Aim of the exercise = Separate out the lines that hold "показатели".
-- The input start --
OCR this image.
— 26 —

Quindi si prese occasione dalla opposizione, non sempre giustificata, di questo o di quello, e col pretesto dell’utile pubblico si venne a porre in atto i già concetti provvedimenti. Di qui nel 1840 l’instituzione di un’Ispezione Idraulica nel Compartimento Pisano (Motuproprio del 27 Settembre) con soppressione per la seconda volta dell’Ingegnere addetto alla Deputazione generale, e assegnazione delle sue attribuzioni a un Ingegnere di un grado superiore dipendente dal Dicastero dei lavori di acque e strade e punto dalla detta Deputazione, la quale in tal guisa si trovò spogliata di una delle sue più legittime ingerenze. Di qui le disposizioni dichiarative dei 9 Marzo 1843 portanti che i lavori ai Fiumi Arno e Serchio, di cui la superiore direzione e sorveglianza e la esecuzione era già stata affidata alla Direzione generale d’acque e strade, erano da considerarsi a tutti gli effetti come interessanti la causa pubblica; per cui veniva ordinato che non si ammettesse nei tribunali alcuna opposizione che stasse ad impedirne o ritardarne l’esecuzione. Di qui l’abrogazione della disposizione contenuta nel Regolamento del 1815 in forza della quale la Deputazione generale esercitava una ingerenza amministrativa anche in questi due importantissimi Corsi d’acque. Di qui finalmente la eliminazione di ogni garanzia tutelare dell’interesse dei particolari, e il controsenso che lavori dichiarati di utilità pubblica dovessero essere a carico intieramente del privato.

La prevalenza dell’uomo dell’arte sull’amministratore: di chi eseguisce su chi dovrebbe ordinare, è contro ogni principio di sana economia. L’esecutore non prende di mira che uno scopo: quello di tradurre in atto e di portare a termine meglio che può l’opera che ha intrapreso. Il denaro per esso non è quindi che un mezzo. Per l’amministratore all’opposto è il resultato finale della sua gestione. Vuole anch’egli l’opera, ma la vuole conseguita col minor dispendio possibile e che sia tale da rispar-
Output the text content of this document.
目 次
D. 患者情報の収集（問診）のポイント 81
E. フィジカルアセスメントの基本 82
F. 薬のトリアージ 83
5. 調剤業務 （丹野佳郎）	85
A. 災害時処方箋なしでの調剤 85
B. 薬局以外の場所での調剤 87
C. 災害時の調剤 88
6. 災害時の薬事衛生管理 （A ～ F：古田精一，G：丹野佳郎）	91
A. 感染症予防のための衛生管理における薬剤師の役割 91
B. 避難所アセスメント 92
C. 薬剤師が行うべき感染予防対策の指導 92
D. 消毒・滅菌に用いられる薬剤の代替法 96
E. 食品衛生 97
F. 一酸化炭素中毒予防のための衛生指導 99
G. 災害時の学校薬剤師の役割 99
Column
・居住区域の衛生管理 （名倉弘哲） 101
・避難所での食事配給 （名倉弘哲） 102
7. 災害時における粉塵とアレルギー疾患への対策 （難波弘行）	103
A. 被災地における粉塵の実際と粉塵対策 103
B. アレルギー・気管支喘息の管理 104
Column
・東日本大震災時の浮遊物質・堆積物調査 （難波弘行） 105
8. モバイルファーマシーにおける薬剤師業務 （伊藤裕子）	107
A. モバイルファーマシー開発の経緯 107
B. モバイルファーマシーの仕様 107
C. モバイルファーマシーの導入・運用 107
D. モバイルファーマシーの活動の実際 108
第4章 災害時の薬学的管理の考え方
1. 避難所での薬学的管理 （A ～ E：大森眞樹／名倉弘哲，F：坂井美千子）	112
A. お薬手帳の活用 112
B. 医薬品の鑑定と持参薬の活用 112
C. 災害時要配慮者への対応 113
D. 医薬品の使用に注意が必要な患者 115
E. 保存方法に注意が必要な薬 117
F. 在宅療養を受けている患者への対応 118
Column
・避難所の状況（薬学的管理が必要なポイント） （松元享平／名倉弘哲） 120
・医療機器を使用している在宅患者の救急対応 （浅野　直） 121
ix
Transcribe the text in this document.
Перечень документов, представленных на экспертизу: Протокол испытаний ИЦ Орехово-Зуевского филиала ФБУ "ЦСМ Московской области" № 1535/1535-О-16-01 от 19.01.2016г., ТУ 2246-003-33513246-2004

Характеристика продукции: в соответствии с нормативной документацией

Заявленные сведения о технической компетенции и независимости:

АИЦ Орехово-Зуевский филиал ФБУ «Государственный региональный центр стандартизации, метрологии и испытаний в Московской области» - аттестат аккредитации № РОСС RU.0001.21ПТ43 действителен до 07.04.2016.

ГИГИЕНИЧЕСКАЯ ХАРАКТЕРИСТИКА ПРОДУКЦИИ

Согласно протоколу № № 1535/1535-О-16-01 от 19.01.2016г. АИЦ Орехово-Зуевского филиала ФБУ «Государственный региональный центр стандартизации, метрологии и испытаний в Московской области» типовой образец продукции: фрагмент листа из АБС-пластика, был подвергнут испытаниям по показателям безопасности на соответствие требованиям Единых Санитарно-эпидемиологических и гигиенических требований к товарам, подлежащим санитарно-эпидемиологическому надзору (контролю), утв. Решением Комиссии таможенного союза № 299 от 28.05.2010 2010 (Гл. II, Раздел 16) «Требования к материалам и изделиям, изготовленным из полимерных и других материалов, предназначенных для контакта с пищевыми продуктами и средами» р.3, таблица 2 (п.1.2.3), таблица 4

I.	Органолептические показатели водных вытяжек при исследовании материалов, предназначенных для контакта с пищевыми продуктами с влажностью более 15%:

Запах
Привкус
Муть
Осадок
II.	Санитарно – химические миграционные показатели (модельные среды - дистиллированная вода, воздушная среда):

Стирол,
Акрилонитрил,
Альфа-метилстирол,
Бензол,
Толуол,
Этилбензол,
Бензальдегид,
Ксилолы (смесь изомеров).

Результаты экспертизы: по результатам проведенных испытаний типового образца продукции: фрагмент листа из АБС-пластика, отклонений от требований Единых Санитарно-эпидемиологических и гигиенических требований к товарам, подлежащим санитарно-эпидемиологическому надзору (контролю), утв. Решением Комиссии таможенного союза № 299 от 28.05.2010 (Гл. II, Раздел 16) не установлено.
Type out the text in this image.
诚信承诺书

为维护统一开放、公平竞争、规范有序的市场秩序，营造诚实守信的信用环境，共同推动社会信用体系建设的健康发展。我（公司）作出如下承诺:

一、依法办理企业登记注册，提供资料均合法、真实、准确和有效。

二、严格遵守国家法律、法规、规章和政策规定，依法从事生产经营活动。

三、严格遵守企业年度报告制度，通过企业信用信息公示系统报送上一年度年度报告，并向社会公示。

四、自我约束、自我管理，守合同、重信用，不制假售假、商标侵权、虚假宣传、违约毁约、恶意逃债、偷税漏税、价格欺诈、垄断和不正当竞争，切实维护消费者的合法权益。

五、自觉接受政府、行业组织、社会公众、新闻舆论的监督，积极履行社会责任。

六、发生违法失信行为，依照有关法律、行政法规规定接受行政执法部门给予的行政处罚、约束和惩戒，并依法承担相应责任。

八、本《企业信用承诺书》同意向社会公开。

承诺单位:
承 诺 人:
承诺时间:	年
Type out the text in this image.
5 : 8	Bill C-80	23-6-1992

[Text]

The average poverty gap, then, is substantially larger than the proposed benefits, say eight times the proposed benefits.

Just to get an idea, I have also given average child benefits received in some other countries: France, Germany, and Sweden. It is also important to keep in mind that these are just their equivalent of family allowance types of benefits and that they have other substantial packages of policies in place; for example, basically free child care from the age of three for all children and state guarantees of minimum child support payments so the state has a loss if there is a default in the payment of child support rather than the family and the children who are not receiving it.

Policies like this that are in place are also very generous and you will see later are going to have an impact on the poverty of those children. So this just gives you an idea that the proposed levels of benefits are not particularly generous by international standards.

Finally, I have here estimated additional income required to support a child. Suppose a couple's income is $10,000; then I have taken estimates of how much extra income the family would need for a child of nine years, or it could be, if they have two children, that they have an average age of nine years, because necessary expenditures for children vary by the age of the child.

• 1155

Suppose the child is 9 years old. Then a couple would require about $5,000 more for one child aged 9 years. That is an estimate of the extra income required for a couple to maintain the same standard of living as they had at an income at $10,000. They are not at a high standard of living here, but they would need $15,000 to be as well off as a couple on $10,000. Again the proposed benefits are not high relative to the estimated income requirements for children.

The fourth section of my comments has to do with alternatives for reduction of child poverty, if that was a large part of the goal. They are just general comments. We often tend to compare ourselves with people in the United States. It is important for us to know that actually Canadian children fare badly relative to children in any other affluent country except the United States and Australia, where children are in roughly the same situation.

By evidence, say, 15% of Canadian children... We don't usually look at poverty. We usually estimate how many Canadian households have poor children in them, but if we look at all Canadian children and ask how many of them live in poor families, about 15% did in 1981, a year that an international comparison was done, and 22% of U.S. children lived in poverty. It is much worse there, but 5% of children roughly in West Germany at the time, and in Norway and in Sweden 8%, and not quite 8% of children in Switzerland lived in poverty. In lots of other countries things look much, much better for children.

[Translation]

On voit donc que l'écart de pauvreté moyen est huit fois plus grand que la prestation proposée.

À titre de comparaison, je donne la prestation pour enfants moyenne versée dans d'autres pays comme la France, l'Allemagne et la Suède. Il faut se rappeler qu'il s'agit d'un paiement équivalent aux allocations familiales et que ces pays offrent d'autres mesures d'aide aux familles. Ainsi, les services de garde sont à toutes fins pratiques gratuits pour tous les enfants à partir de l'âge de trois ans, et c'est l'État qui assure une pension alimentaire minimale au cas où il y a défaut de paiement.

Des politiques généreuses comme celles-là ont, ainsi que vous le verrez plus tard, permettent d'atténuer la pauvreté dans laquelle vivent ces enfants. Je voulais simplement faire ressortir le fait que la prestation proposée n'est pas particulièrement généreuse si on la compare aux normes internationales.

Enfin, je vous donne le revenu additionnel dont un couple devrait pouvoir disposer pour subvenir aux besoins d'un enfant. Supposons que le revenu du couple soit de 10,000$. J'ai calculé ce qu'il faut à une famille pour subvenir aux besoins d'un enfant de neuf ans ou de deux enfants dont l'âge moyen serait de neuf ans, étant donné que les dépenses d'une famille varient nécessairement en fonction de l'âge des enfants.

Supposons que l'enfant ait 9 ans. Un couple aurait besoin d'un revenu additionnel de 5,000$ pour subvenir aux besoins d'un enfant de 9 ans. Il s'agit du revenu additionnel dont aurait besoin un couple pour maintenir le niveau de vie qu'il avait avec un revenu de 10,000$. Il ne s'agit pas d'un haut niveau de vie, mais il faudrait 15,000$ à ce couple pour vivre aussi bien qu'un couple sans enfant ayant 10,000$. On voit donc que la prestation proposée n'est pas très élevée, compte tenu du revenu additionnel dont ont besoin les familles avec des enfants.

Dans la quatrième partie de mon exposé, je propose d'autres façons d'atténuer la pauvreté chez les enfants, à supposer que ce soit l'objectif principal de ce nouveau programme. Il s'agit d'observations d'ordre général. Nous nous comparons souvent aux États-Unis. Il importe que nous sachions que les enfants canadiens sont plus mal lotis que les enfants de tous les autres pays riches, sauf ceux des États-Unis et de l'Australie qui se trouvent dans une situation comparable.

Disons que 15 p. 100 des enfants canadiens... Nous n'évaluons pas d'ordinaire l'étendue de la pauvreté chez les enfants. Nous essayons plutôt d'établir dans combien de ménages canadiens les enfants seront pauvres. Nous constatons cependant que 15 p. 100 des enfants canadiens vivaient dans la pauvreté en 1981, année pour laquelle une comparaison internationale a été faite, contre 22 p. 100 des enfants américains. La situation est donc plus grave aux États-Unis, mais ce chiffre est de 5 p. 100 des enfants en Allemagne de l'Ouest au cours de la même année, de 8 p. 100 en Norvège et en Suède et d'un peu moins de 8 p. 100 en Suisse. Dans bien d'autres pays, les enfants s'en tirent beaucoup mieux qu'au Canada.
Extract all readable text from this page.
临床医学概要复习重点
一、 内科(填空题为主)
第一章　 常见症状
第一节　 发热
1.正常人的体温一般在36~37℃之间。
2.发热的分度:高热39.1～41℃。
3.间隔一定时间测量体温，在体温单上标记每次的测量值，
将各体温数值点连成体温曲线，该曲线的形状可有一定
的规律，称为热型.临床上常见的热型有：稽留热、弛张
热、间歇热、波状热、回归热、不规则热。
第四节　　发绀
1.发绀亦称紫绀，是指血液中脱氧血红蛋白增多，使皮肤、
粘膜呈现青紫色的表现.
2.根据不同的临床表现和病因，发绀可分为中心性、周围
-- The input end --
Exercise result =
I.	Органолептические показатели водных вытяжек при исследовании материалов, предназначенных для контакта с пищевыми продуктами с влажностью более 15%:
II.	Санитарно – химические миграционные показатели (модельные среды - дистиллированная вода, воздушная среда):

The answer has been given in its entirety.